START GIVEN RECORDS

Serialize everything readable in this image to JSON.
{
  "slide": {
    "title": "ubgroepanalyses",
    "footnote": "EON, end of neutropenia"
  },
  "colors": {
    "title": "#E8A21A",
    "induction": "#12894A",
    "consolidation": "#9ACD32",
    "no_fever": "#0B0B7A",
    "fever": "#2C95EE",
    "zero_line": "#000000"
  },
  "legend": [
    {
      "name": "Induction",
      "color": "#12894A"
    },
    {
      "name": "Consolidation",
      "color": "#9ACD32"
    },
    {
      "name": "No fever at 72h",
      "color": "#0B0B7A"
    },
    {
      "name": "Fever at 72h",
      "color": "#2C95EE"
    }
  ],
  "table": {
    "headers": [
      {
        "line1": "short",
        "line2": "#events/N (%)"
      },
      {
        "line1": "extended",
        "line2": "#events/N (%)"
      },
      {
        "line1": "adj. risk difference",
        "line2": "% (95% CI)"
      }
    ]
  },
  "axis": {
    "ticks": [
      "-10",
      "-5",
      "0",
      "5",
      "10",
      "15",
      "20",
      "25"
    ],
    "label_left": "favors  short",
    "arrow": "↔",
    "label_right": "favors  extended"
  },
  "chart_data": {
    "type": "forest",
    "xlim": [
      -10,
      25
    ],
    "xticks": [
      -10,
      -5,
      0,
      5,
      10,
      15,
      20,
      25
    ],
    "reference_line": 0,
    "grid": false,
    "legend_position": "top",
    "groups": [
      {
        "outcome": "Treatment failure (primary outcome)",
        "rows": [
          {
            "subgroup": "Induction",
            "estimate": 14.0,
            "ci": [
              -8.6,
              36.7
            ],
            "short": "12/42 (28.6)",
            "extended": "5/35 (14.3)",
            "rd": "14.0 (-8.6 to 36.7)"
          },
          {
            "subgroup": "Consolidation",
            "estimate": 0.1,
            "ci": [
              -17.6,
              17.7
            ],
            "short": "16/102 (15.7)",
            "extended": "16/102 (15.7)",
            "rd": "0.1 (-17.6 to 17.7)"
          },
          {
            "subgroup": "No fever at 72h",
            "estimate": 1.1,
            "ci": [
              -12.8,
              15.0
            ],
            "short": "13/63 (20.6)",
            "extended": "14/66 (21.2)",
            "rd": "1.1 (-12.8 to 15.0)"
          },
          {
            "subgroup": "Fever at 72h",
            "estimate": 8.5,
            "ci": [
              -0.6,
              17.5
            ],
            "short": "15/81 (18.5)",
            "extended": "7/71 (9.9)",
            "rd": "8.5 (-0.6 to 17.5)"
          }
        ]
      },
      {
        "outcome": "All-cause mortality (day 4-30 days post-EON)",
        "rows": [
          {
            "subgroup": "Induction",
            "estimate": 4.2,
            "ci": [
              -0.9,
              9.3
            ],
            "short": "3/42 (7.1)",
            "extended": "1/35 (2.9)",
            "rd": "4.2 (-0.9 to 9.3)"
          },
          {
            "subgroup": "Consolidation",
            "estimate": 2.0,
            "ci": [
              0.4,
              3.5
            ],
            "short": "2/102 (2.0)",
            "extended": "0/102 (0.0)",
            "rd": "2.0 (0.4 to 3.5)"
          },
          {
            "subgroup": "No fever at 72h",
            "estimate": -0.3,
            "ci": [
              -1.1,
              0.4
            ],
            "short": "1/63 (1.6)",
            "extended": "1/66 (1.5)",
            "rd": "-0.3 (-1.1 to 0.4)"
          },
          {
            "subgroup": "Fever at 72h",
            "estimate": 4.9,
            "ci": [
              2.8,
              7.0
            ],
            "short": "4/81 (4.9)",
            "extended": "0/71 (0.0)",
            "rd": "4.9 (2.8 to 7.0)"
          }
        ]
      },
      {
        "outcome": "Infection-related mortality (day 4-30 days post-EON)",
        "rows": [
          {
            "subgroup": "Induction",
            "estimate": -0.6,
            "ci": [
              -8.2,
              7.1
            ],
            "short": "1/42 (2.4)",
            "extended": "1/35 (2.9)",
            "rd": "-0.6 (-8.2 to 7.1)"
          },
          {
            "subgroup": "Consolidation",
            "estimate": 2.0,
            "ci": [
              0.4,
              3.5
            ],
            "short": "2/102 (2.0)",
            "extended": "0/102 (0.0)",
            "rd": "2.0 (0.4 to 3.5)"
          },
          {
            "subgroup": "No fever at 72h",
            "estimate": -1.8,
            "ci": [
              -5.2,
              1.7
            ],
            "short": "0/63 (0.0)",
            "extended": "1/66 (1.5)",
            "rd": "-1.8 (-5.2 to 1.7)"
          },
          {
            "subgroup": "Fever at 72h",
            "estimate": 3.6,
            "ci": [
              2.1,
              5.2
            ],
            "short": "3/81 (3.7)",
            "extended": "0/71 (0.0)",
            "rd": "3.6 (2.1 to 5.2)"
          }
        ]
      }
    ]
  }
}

END GIVEN RECORDS

Return all the data exactly as given.

Serialize everything readable in this image to JSON.
{
  "slide": {
    "title": "ubgroepanalyses",
    "footnote": "EON, end of neutropenia"
  },
  "colors": {
    "title": "#E8A21A",
    "induction": "#12894A",
    "consolidation": "#9ACD32",
    "no_fever": "#0B0B7A",
    "fever": "#2C95EE",
    "zero_line": "#000000"
  },
  "legend": [
    {
      "name": "Induction",
      "color": "#12894A"
    },
    {
      "name": "Consolidation",
      "color": "#9ACD32"
    },
    {
      "name": "No fever at 72h",
      "color": "#0B0B7A"
    },
    {
      "name": "Fever at 72h",
      "color": "#2C95EE"
    }
  ],
  "table": {
    "headers": [
      {
        "line1": "short",
        "line2": "#events/N (%)"
      },
      {
        "line1": "extended",
        "line2": "#events/N (%)"
      },
      {
        "line1": "adj. risk difference",
        "line2": "% (95% CI)"
      }
    ]
  },
  "axis": {
    "ticks": [
      "-10",
      "-5",
      "0",
      "5",
      "10",
      "15",
      "20",
      "25"
    ],
    "label_left": "favors  short",
    "arrow": "↔",
    "label_right": "favors  extended"
  },
  "chart_data": {
    "type": "forest",
    "xlim": [
      -10,
      25
    ],
    "xticks": [
      -10,
      -5,
      0,
      5,
      10,
      15,
      20,
      25
    ],
    "reference_line": 0,
    "grid": false,
    "legend_position": "top",
    "groups": [
      {
        "outcome": "Treatment failure (primary outcome)",
        "rows": [
          {
            "subgroup": "Induction",
            "estimate": 14.0,
            "ci": [
              -8.6,
              36.7
            ],
            "short": "12/42 (28.6)",
            "extended": "5/35 (14.3)",
            "rd": "14.0 (-8.6 to 36.7)"
          },
          {
            "subgroup": "Consolidation",
            "estimate": 0.1,
            "ci": [
              -17.6,
              17.7
            ],
            "short": "16/102 (15.7)",
            "extended": "16/102 (15.7)",
            "rd": "0.1 (-17.6 to 17.7)"
          },
          {
            "subgroup": "No fever at 72h",
            "estimate": 1.1,
            "ci": [
              -12.8,
              15.0
            ],
            "short": "13/63 (20.6)",
            "extended": "14/66 (21.2)",
            "rd": "1.1 (-12.8 to 15.0)"
          },
          {
            "subgroup": "Fever at 72h",
            "estimate": 8.5,
            "ci": [
              -0.6,
              17.5
            ],
            "short": "15/81 (18.5)",
            "extended": "7/71 (9.9)",
            "rd": "8.5 (-0.6 to 17.5)"
          }
        ]
      },
      {
        "outcome": "All-cause mortality (day 4-30 days post-EON)",
        "rows": [
          {
            "subgroup": "Induction",
            "estimate": 4.2,
            "ci": [
              -0.9,
              9.3
            ],
            "short": "3/42 (7.1)",
            "extended": "1/35 (2.9)",
            "rd": "4.2 (-0.9 to 9.3)"
          },
          {
            "subgroup": "Consolidation",
            "estimate": 2.0,
            "ci": [
              0.4,
              3.5
            ],
            "short": "2/102 (2.0)",
            "extended": "0/102 (0.0)",
            "rd": "2.0 (0.4 to 3.5)"
          },
          {
            "subgroup": "No fever at 72h",
            "estimate": -0.3,
            "ci": [
              -1.1,
              0.4
            ],
            "short": "1/63 (1.6)",
            "extended": "1/66 (1.5)",
            "rd": "-0.3 (-1.1 to 0.4)"
          },
          {
            "subgroup": "Fever at 72h",
            "estimate": 4.9,
            "ci": [
              2.8,
              7.0
            ],
            "short": "4/81 (4.9)",
            "extended": "0/71 (0.0)",
            "rd": "4.9 (2.8 to 7.0)"
          }
        ]
      },
      {
        "outcome": "Infection-related mortality (day 4-30 days post-EON)",
        "rows": [
          {
            "subgroup": "Induction",
            "estimate": -0.6,
            "ci": [
              -8.2,
              7.1
            ],
            "short": "1/42 (2.4)",
            "extended": "1/35 (2.9)",
            "rd": "-0.6 (-8.2 to 7.1)"
          },
          {
            "subgroup": "Consolidation",
            "estimate": 2.0,
            "ci": [
              0.4,
              3.5
            ],
            "short": "2/102 (2.0)",
            "extended": "0/102 (0.0)",
            "rd": "2.0 (0.4 to 3.5)"
          },
          {
            "subgroup": "No fever at 72h",
            "estimate": -1.8,
            "ci": [
              -5.2,
              1.7
            ],
            "short": "0/63 (0.0)",
            "extended": "1/66 (1.5)",
            "rd": "-1.8 (-5.2 to 1.7)"
          },
          {
            "subgroup": "Fever at 72h",
            "estimate": 3.6,
            "ci": [
              2.1,
              5.2
            ],
            "short": "3/81 (3.7)",
            "extended": "0/71 (0.0)",
            "rd": "3.6 (2.1 to 5.2)"
          }
        ]
      }
    ]
  }
}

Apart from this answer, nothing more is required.